■ Exercise description
The records below must be output exactly, without pictures.

■ Material for the task
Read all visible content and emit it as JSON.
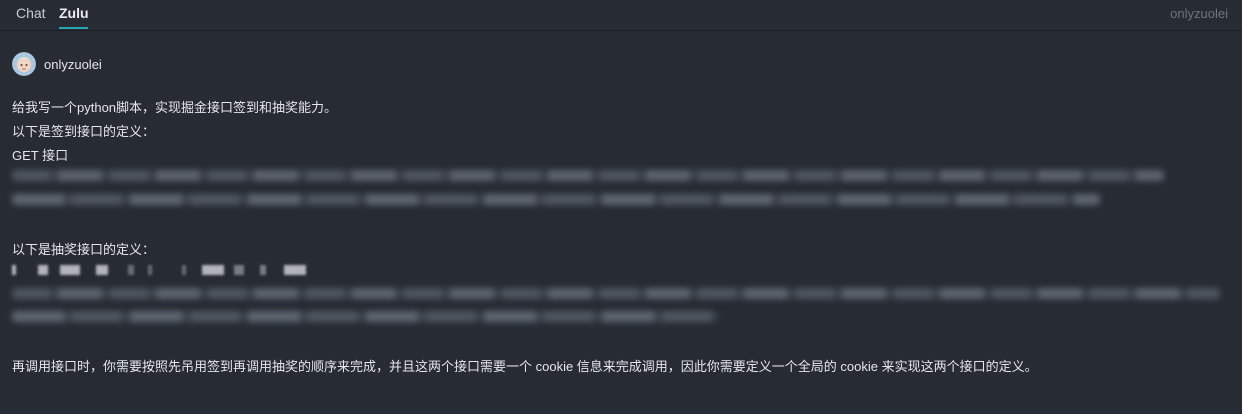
{
  "tabs": [
    {
      "label": "Chat"
    },
    {
      "label": "Zulu"
    }
  ],
  "header": {
    "user": "onlyzuolei"
  },
  "message": {
    "author": "onlyzuolei",
    "lines": [
      "给我写一个python脚本，实现掘金接口签到和抽奖能力。",
      "以下是签到接口的定义：",
      "GET 接口",
      "以下是抽奖接口的定义：",
      "再调用接口时，你需要按照先吊用签到再调用抽奖的顺序来完成，并且这两个接口需要一个 cookie 信息来完成调用，因此你需要定义一个全局的 cookie 来实现这两个接口的定义。"
    ]
  },
  "colors": {
    "background": "#272b33",
    "accent": "#2aa6b3"
  }
}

■ Result of this exercise
Read all visible content and emit it as JSON.
{
  "tabs": [
    {
      "label": "Chat"
    },
    {
      "label": "Zulu"
    }
  ],
  "header": {
    "user": "onlyzuolei"
  },
  "message": {
    "author": "onlyzuolei",
    "lines": [
      "给我写一个python脚本，实现掘金接口签到和抽奖能力。",
      "以下是签到接口的定义：",
      "GET 接口",
      "以下是抽奖接口的定义：",
      "再调用接口时，你需要按照先吊用签到再调用抽奖的顺序来完成，并且这两个接口需要一个 cookie 信息来完成调用，因此你需要定义一个全局的 cookie 来实现这两个接口的定义。"
    ]
  },
  "colors": {
    "background": "#272b33",
    "accent": "#2aa6b3"
  }
}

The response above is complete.